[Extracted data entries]
## START

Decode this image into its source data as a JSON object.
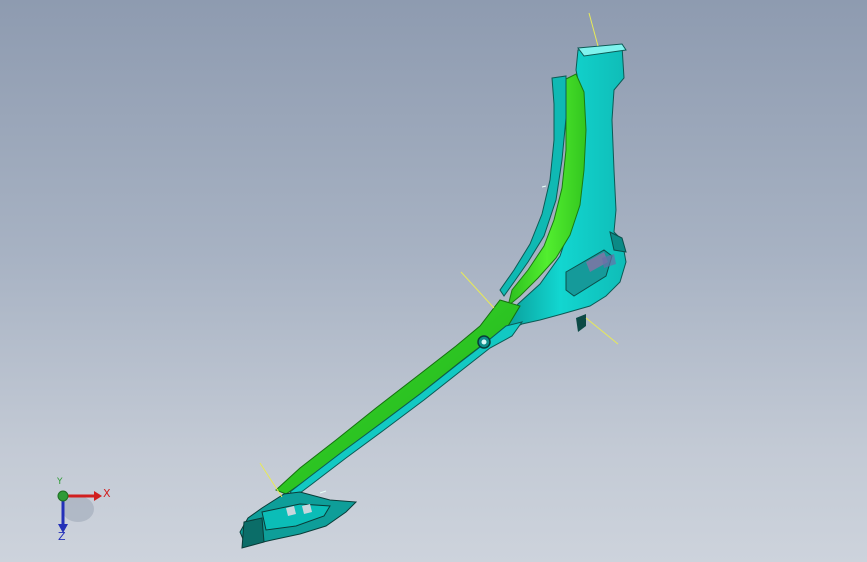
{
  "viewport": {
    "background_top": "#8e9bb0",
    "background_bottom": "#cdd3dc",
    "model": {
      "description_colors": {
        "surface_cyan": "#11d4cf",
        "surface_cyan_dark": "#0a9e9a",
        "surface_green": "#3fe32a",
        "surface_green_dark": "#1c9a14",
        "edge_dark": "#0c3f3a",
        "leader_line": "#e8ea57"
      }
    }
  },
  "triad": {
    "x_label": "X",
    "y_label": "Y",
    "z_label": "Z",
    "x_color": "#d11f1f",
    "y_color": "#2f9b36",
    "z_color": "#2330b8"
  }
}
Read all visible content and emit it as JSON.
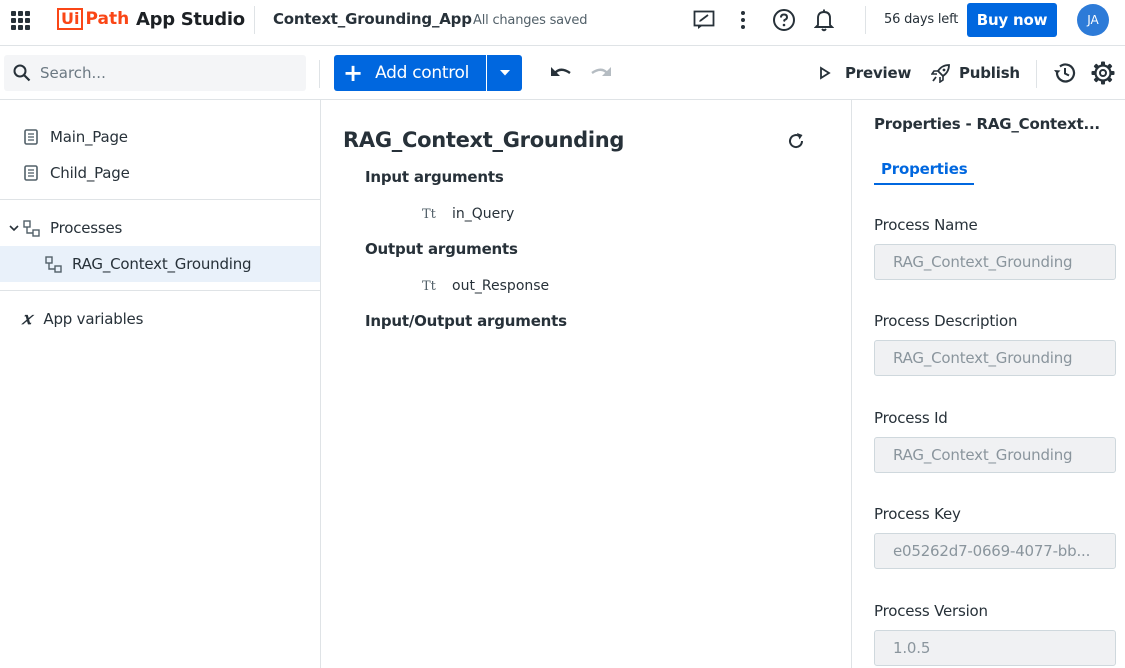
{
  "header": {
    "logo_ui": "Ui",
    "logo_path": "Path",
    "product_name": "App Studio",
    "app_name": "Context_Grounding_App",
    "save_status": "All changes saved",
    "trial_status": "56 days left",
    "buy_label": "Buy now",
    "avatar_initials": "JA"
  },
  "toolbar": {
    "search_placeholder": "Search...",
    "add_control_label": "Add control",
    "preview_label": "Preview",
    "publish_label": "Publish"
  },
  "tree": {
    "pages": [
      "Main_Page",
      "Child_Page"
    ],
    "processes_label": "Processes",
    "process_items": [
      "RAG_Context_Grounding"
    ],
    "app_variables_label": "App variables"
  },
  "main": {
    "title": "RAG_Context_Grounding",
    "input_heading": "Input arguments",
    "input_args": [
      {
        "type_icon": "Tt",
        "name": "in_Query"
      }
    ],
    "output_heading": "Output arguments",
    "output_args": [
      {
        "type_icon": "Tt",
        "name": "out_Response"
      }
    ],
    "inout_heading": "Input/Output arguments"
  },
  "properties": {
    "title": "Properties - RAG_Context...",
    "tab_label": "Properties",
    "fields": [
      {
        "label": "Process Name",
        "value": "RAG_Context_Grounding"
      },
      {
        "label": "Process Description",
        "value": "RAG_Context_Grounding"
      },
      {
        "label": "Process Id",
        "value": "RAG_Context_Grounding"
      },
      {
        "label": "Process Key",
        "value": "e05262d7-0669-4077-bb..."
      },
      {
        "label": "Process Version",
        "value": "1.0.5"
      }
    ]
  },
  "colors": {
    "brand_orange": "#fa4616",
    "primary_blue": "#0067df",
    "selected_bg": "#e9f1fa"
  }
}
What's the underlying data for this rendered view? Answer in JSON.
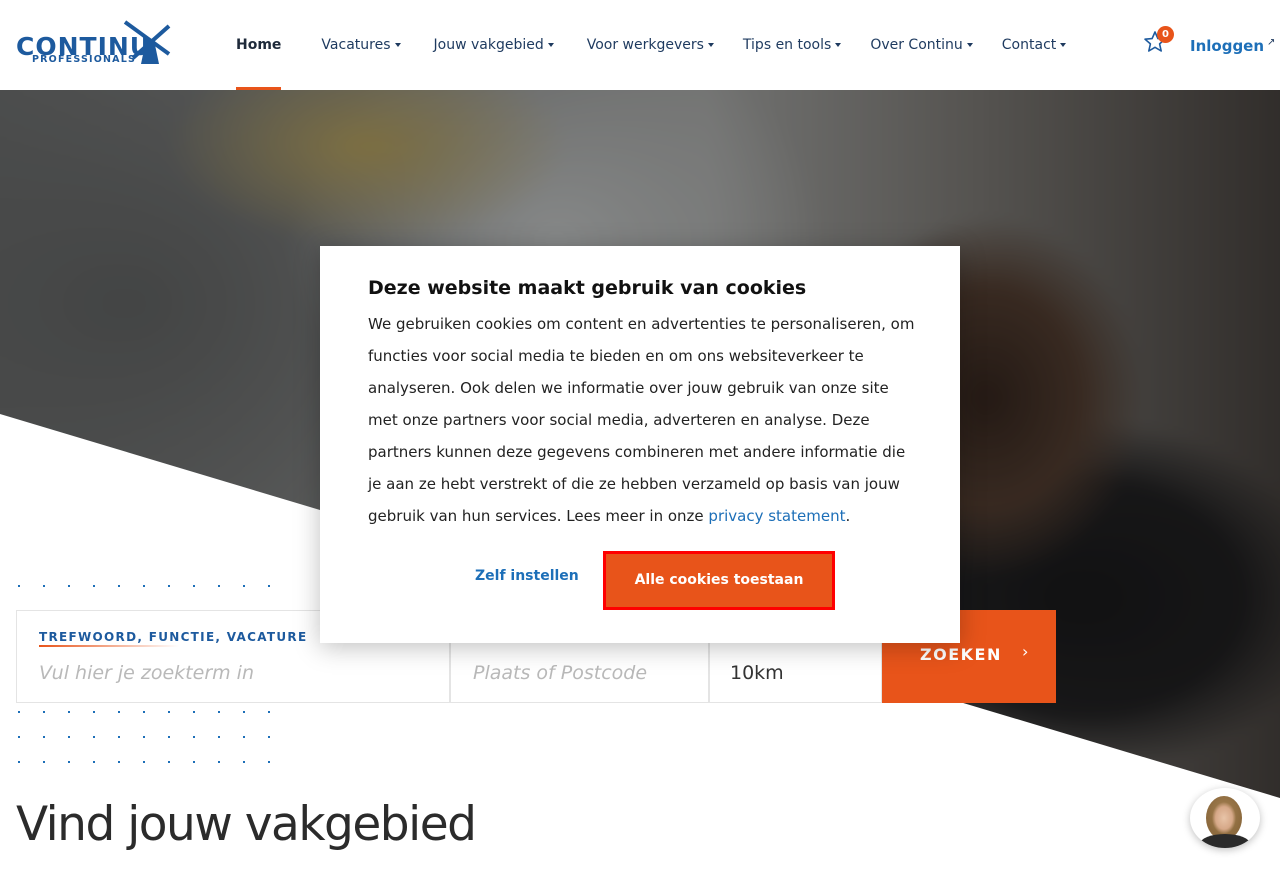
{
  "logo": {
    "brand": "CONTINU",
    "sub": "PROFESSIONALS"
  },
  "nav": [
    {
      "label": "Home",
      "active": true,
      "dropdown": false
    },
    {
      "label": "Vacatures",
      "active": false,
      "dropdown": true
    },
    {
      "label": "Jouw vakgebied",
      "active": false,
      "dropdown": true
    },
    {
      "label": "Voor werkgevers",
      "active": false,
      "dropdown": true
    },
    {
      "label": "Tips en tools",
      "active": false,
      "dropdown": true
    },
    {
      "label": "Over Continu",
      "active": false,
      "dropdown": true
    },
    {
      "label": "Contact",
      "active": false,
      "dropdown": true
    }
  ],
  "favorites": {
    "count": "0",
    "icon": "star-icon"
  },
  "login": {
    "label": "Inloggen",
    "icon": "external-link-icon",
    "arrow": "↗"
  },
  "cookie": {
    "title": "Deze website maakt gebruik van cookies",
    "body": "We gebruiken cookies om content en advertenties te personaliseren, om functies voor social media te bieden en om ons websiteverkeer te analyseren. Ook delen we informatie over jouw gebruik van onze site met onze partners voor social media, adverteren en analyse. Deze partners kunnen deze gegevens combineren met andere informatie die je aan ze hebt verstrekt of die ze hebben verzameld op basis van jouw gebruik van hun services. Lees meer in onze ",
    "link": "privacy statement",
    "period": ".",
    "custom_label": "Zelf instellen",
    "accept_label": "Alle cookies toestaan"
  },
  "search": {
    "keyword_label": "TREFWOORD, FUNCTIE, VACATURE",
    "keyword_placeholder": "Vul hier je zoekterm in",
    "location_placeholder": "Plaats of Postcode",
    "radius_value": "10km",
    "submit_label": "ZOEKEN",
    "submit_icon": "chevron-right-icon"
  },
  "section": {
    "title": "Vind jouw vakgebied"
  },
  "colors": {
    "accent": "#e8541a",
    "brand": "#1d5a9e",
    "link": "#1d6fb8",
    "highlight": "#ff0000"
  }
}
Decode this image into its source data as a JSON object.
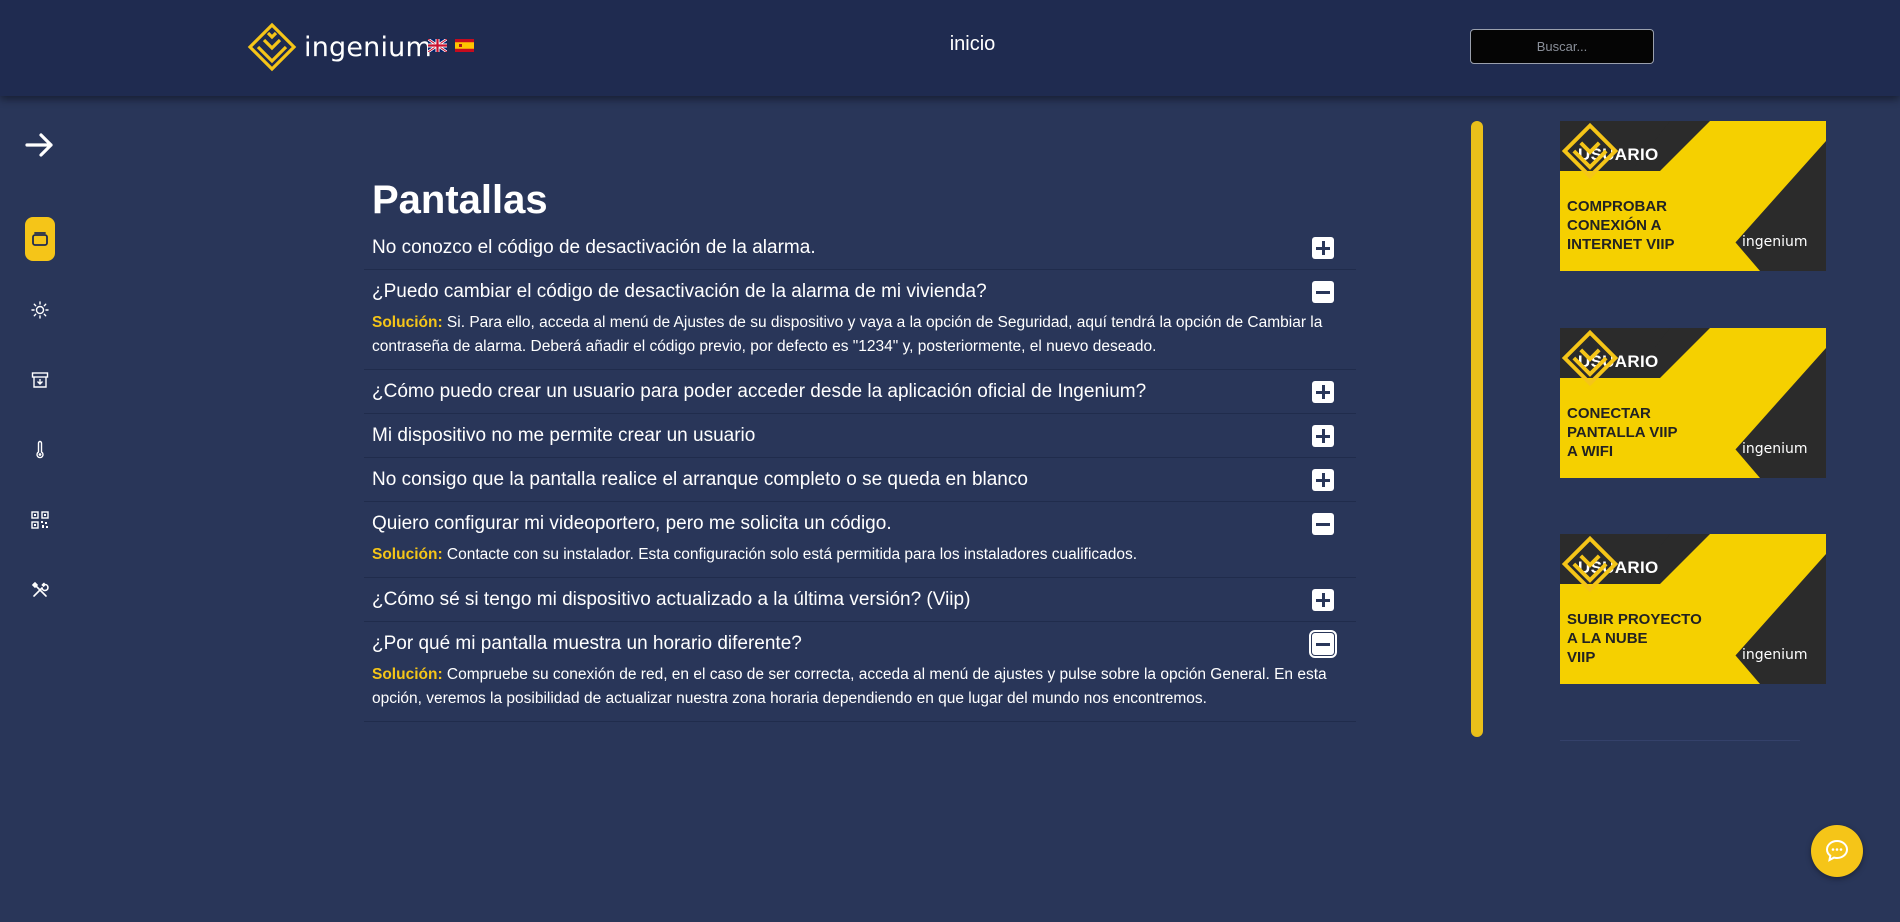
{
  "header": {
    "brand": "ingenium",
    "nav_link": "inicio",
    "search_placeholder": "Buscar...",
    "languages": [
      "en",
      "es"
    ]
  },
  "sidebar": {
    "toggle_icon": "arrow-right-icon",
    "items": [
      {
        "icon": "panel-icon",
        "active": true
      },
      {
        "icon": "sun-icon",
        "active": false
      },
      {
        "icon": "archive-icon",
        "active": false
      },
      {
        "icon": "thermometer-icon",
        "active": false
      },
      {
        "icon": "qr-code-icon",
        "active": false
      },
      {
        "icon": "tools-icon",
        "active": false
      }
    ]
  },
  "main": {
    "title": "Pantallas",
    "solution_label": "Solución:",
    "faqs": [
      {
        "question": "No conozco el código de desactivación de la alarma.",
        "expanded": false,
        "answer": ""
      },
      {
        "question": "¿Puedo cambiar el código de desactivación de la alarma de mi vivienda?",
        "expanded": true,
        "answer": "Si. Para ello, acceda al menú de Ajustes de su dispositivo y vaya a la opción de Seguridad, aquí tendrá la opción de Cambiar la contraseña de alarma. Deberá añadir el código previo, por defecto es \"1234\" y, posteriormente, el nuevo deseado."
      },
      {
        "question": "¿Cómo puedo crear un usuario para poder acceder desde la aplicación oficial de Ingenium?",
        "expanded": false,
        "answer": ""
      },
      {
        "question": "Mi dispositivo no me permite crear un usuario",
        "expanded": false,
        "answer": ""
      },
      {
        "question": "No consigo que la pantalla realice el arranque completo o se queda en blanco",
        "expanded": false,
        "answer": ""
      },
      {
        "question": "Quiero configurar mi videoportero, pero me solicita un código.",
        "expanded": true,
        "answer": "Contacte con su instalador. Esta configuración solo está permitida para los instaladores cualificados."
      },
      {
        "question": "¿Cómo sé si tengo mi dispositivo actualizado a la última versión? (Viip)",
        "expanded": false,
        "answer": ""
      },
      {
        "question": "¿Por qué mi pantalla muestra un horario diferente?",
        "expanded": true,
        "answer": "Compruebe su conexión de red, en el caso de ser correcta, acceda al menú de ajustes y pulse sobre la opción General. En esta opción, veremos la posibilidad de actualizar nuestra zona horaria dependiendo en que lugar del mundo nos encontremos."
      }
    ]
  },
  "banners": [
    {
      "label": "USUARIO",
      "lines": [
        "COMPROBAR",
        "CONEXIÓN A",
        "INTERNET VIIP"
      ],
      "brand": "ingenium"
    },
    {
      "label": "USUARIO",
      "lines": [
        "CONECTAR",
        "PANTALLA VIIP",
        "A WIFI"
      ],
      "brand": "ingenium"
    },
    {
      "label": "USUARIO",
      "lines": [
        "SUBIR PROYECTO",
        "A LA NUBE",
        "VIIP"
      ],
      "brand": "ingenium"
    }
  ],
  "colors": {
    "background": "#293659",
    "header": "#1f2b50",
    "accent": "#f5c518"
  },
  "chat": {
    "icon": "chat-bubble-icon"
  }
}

## END

◆ What the task requires ◆
Go through the records and gather the lines that hold "Cómo".

◆ Task solution ◆
        "question": "¿Cómo puedo crear un usuario para poder acceder desde la aplicación oficial de Ingenium?",
        "question": "¿Cómo sé si tengo mi dispositivo actualizado a la última versión? (Viip)",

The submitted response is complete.